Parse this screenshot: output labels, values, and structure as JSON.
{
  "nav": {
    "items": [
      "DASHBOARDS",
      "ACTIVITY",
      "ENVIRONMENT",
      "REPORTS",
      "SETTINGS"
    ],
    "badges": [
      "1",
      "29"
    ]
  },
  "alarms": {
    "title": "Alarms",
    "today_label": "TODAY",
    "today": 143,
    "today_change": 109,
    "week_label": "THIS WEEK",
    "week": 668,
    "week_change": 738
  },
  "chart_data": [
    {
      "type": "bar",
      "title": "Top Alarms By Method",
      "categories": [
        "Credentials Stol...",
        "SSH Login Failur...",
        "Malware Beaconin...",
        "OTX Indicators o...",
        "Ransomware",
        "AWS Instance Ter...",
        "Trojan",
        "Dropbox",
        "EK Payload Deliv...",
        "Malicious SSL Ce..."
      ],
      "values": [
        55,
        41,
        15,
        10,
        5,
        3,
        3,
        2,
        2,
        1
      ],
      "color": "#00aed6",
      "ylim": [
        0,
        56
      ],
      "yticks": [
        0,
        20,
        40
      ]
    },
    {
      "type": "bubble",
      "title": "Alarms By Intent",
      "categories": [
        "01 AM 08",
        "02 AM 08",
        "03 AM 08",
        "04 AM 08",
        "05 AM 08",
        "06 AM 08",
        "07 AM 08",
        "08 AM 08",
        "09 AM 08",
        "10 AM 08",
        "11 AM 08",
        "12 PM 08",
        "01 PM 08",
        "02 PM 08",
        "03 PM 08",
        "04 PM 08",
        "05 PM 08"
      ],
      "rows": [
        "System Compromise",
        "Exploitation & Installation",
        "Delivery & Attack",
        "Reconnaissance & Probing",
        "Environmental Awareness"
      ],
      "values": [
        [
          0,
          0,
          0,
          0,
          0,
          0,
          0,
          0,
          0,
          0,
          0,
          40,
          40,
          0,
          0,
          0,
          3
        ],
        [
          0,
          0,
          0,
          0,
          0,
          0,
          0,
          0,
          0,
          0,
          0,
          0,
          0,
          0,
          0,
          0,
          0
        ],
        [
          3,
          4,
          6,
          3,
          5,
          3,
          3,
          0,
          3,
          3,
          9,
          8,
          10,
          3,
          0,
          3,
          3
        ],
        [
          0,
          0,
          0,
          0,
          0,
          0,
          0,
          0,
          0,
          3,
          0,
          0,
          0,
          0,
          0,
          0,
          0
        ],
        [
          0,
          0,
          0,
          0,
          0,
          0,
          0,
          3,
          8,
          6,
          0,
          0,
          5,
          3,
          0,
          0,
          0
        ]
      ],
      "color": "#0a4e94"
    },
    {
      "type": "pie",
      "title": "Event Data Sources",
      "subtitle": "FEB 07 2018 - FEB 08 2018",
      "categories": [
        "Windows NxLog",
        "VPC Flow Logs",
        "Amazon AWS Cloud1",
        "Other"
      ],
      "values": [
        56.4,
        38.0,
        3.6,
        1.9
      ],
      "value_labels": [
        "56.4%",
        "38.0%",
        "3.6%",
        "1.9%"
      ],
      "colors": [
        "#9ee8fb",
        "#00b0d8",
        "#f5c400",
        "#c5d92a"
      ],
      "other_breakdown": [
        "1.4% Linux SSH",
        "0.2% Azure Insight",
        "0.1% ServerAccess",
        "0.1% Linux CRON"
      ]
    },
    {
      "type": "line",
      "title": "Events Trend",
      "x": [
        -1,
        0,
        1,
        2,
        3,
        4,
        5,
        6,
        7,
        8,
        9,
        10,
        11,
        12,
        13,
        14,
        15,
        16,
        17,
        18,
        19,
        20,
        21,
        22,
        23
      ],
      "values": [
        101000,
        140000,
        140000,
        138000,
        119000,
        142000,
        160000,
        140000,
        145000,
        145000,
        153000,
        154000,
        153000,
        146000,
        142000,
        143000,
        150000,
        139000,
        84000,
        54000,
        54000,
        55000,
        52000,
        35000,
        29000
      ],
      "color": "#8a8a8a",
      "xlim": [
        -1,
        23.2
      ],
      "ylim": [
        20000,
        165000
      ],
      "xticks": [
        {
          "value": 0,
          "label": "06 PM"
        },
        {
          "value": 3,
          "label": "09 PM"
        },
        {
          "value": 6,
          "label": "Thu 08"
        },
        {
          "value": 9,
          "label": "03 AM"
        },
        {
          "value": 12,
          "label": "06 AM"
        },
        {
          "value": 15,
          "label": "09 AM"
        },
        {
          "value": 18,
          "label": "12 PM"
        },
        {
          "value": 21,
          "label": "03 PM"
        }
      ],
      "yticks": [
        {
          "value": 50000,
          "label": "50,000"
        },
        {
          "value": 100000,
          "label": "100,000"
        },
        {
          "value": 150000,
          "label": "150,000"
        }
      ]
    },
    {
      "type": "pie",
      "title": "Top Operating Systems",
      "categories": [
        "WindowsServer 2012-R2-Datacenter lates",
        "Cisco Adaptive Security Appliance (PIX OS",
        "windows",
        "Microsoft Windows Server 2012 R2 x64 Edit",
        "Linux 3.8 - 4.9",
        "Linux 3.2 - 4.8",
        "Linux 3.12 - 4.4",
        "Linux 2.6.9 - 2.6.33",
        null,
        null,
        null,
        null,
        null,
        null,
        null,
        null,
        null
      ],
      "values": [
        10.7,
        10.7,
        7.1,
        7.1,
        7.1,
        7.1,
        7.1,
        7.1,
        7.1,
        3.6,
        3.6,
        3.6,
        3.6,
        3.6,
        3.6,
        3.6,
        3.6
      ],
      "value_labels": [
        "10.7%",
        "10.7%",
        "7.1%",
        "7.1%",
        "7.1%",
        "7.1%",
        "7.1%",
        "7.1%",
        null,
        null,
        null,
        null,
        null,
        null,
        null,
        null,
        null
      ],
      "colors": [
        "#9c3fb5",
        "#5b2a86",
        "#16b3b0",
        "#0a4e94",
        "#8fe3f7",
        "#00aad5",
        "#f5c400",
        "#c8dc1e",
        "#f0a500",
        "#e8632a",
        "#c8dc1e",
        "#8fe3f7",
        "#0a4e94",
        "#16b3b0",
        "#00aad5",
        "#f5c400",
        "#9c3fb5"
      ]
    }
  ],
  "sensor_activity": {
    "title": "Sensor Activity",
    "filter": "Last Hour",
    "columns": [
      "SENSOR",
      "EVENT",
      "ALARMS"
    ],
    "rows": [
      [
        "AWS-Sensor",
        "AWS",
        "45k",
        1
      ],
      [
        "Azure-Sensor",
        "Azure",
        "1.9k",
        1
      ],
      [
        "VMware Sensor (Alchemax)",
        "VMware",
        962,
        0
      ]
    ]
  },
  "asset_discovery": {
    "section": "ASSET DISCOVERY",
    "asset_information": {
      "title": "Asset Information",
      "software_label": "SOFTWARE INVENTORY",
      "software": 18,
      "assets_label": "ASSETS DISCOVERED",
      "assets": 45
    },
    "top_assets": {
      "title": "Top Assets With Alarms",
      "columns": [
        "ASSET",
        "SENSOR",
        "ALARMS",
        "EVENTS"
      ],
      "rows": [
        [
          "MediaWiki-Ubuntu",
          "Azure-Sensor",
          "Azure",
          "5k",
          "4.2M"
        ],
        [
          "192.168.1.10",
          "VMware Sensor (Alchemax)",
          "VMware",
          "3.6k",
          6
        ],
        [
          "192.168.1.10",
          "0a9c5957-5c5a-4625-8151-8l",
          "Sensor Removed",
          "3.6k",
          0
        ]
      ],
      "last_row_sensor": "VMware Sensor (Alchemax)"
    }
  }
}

# [SHORT PROBLEM]
Each entry is to be returned in full, character for character.

# [SOLUTION]
Parse this screenshot: output labels, values, and structure as JSON.
{
  "nav": {
    "items": [
      "DASHBOARDS",
      "ACTIVITY",
      "ENVIRONMENT",
      "REPORTS",
      "SETTINGS"
    ],
    "badges": [
      "1",
      "29"
    ]
  },
  "alarms": {
    "title": "Alarms",
    "today_label": "TODAY",
    "today": 143,
    "today_change": 109,
    "week_label": "THIS WEEK",
    "week": 668,
    "week_change": 738
  },
  "chart_data": [
    {
      "type": "bar",
      "title": "Top Alarms By Method",
      "categories": [
        "Credentials Stol...",
        "SSH Login Failur...",
        "Malware Beaconin...",
        "OTX Indicators o...",
        "Ransomware",
        "AWS Instance Ter...",
        "Trojan",
        "Dropbox",
        "EK Payload Deliv...",
        "Malicious SSL Ce..."
      ],
      "values": [
        55,
        41,
        15,
        10,
        5,
        3,
        3,
        2,
        2,
        1
      ],
      "color": "#00aed6",
      "ylim": [
        0,
        56
      ],
      "yticks": [
        0,
        20,
        40
      ]
    },
    {
      "type": "bubble",
      "title": "Alarms By Intent",
      "categories": [
        "01 AM 08",
        "02 AM 08",
        "03 AM 08",
        "04 AM 08",
        "05 AM 08",
        "06 AM 08",
        "07 AM 08",
        "08 AM 08",
        "09 AM 08",
        "10 AM 08",
        "11 AM 08",
        "12 PM 08",
        "01 PM 08",
        "02 PM 08",
        "03 PM 08",
        "04 PM 08",
        "05 PM 08"
      ],
      "rows": [
        "System Compromise",
        "Exploitation & Installation",
        "Delivery & Attack",
        "Reconnaissance & Probing",
        "Environmental Awareness"
      ],
      "values": [
        [
          0,
          0,
          0,
          0,
          0,
          0,
          0,
          0,
          0,
          0,
          0,
          40,
          40,
          0,
          0,
          0,
          3
        ],
        [
          0,
          0,
          0,
          0,
          0,
          0,
          0,
          0,
          0,
          0,
          0,
          0,
          0,
          0,
          0,
          0,
          0
        ],
        [
          3,
          4,
          6,
          3,
          5,
          3,
          3,
          0,
          3,
          3,
          9,
          8,
          10,
          3,
          0,
          3,
          3
        ],
        [
          0,
          0,
          0,
          0,
          0,
          0,
          0,
          0,
          0,
          3,
          0,
          0,
          0,
          0,
          0,
          0,
          0
        ],
        [
          0,
          0,
          0,
          0,
          0,
          0,
          0,
          3,
          8,
          6,
          0,
          0,
          5,
          3,
          0,
          0,
          0
        ]
      ],
      "color": "#0a4e94"
    },
    {
      "type": "pie",
      "title": "Event Data Sources",
      "subtitle": "FEB 07 2018 - FEB 08 2018",
      "categories": [
        "Windows NxLog",
        "VPC Flow Logs",
        "Amazon AWS Cloud1",
        "Other"
      ],
      "values": [
        56.4,
        38.0,
        3.6,
        1.9
      ],
      "value_labels": [
        "56.4%",
        "38.0%",
        "3.6%",
        "1.9%"
      ],
      "colors": [
        "#9ee8fb",
        "#00b0d8",
        "#f5c400",
        "#c5d92a"
      ],
      "other_breakdown": [
        "1.4% Linux SSH",
        "0.2% Azure Insight",
        "0.1% ServerAccess",
        "0.1% Linux CRON"
      ]
    },
    {
      "type": "line",
      "title": "Events Trend",
      "x": [
        -1,
        0,
        1,
        2,
        3,
        4,
        5,
        6,
        7,
        8,
        9,
        10,
        11,
        12,
        13,
        14,
        15,
        16,
        17,
        18,
        19,
        20,
        21,
        22,
        23
      ],
      "values": [
        101000,
        140000,
        140000,
        138000,
        119000,
        142000,
        160000,
        140000,
        145000,
        145000,
        153000,
        154000,
        153000,
        146000,
        142000,
        143000,
        150000,
        139000,
        84000,
        54000,
        54000,
        55000,
        52000,
        35000,
        29000
      ],
      "color": "#8a8a8a",
      "xlim": [
        -1,
        23.2
      ],
      "ylim": [
        20000,
        165000
      ],
      "xticks": [
        {
          "value": 0,
          "label": "06 PM"
        },
        {
          "value": 3,
          "label": "09 PM"
        },
        {
          "value": 6,
          "label": "Thu 08"
        },
        {
          "value": 9,
          "label": "03 AM"
        },
        {
          "value": 12,
          "label": "06 AM"
        },
        {
          "value": 15,
          "label": "09 AM"
        },
        {
          "value": 18,
          "label": "12 PM"
        },
        {
          "value": 21,
          "label": "03 PM"
        }
      ],
      "yticks": [
        {
          "value": 50000,
          "label": "50,000"
        },
        {
          "value": 100000,
          "label": "100,000"
        },
        {
          "value": 150000,
          "label": "150,000"
        }
      ]
    },
    {
      "type": "pie",
      "title": "Top Operating Systems",
      "categories": [
        "WindowsServer 2012-R2-Datacenter lates",
        "Cisco Adaptive Security Appliance (PIX OS",
        "windows",
        "Microsoft Windows Server 2012 R2 x64 Edit",
        "Linux 3.8 - 4.9",
        "Linux 3.2 - 4.8",
        "Linux 3.12 - 4.4",
        "Linux 2.6.9 - 2.6.33",
        null,
        null,
        null,
        null,
        null,
        null,
        null,
        null,
        null
      ],
      "values": [
        10.7,
        10.7,
        7.1,
        7.1,
        7.1,
        7.1,
        7.1,
        7.1,
        7.1,
        3.6,
        3.6,
        3.6,
        3.6,
        3.6,
        3.6,
        3.6,
        3.6
      ],
      "value_labels": [
        "10.7%",
        "10.7%",
        "7.1%",
        "7.1%",
        "7.1%",
        "7.1%",
        "7.1%",
        "7.1%",
        null,
        null,
        null,
        null,
        null,
        null,
        null,
        null,
        null
      ],
      "colors": [
        "#9c3fb5",
        "#5b2a86",
        "#16b3b0",
        "#0a4e94",
        "#8fe3f7",
        "#00aad5",
        "#f5c400",
        "#c8dc1e",
        "#f0a500",
        "#e8632a",
        "#c8dc1e",
        "#8fe3f7",
        "#0a4e94",
        "#16b3b0",
        "#00aad5",
        "#f5c400",
        "#9c3fb5"
      ]
    }
  ],
  "sensor_activity": {
    "title": "Sensor Activity",
    "filter": "Last Hour",
    "columns": [
      "SENSOR",
      "EVENT",
      "ALARMS"
    ],
    "rows": [
      [
        "AWS-Sensor",
        "AWS",
        "45k",
        1
      ],
      [
        "Azure-Sensor",
        "Azure",
        "1.9k",
        1
      ],
      [
        "VMware Sensor (Alchemax)",
        "VMware",
        962,
        0
      ]
    ]
  },
  "asset_discovery": {
    "section": "ASSET DISCOVERY",
    "asset_information": {
      "title": "Asset Information",
      "software_label": "SOFTWARE INVENTORY",
      "software": 18,
      "assets_label": "ASSETS DISCOVERED",
      "assets": 45
    },
    "top_assets": {
      "title": "Top Assets With Alarms",
      "columns": [
        "ASSET",
        "SENSOR",
        "ALARMS",
        "EVENTS"
      ],
      "rows": [
        [
          "MediaWiki-Ubuntu",
          "Azure-Sensor",
          "Azure",
          "5k",
          "4.2M"
        ],
        [
          "192.168.1.10",
          "VMware Sensor (Alchemax)",
          "VMware",
          "3.6k",
          6
        ],
        [
          "192.168.1.10",
          "0a9c5957-5c5a-4625-8151-8l",
          "Sensor Removed",
          "3.6k",
          0
        ]
      ],
      "last_row_sensor": "VMware Sensor (Alchemax)"
    }
  }
}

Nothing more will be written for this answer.